• _Trecho do documento_
•••••
No entanto, foi um movimento dentro da própria igreja, um movimento que se apresentou como de elite, com uma compreensão superior do cristianismo, que apresentou o desafio mais significativo para a igreja em crescimento. Esse movimento ficou conhecido como gnosticismo.

Ironicamente, o martírio de Potino, bispo de Lyon na Gália, que foi condenado à morte pelo “imperador filósofo” Marco Aurélio, por volta de 177, trouxe à tona o homem que mais habilmente respondeu aos gnósticos. Irineu sucedeu Potino como bispo e tornou-se um dos primeiros e um dos mais eficazes defensores da verdade cristã, ao entregar uma definição clara à igreja em face do mais perigoso dos primeiros afastamentos da ortodoxia cristã.

Ao mesmo tempo, acreditava-se que o gnosticismo havia surgido de dentro dos círculos cristãos, devido ao fato de ter sido notado principalmente pelas tentativas cristãs ortodoxas de refutá-lo. Mais recentemente, veio à tona que o gnosticismo, que se entende como um fenômeno subversivo existente dentro do campo cristão, era o aspecto cristão de um movimento gnóstico muito maior, que afetou também o judaísmo e o mundo pagão. Há um paralelo distinto com o movimento gnóstico do segundo século hoje. Chama-se Nova Era e, como o gnosticismo antigo, tem representantes dentro e fora da cristandade.
•••••
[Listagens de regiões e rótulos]
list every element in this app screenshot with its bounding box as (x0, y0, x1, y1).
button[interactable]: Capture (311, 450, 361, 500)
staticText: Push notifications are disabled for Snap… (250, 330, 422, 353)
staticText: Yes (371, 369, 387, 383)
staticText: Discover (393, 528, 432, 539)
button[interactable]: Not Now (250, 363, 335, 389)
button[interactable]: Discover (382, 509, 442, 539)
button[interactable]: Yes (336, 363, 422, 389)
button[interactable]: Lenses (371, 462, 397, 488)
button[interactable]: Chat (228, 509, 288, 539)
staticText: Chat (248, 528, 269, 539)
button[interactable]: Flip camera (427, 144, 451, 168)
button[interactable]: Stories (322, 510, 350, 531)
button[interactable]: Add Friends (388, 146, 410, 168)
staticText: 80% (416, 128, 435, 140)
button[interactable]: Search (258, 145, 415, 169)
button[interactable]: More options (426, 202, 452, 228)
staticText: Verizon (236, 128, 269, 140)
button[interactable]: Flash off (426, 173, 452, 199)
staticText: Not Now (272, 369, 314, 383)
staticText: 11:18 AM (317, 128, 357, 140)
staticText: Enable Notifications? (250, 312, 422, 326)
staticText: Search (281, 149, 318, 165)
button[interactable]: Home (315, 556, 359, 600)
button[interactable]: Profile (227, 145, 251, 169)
•••••
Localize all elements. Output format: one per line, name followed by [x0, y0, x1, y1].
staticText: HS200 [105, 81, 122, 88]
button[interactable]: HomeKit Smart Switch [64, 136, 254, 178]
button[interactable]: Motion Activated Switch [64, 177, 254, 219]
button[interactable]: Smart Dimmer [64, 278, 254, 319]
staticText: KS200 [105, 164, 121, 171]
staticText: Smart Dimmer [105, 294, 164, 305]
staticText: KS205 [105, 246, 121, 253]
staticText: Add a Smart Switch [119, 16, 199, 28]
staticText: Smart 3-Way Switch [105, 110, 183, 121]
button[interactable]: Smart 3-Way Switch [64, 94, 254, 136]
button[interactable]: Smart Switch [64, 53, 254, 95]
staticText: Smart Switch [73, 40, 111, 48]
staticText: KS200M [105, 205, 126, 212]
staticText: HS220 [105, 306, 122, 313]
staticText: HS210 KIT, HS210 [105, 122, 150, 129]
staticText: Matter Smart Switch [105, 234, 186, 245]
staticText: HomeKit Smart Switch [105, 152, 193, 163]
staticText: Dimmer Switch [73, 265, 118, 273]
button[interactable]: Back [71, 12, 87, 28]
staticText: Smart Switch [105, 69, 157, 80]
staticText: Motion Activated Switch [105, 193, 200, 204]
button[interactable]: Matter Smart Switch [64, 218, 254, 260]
•••••
• _Tarefa curta_
Retome o trecho sobre o gnosticismo e Irineu logo após a última frase.

• _Resultado da tarefa_
O gnosticismo, assim como o movimento gnóstico mais amplo fora da igreja, era um fenômeno multifacetado demais para ser caracterizado em alguns parágrafos — como é a Nova Era hoje — mas algumas características marcantes eram comuns à maioria dos gnósticos. Como sugere o nome (tirado da palavra grega gnosis, que significa “conhecimento”), os gnósticos consideravam o conhecimento, na verdade um tipo particular de conhecimento, como a chave para a compreensão de toda a verdade e como a fonte da salvação. Os gnósticos “cristãos” ensinavam que o Cristo dos Evangelhos e os próprios Evangelhos eram de fato revelação, mas de um nível inferior, adequado para os simplórios (assim como o mundo intelectual e a elite da mídia veem a religião evangélica hoje).

Assim, o gnosticismo era elitista, considerava apenas uma parte da raça humana, a verdadeiramente espiritual, capaz de receber a gnosis salvadora ou conhecimento oculto, que era transmitido de forma secreta e não estava disponível para a grande massa de pessoas. As pessoas menos espirituais, irremediavelmente atoladas no mundo material, eram descartadas como “terrenas”.

Em termos de conteúdo e atitude, o movimento gnóstico representava uma tendência humana recorrente; como já sugerido, ressurgiu em nossa própria era como o movimento da Nova Era, com sua incrível variedade de ideias fantásticas. Por essa razão, é útil olhar para o gnosticismo “quase cristão” e ver como a igreja evitou ser subvertida por ele, com Irineu como figura principal nessa luta.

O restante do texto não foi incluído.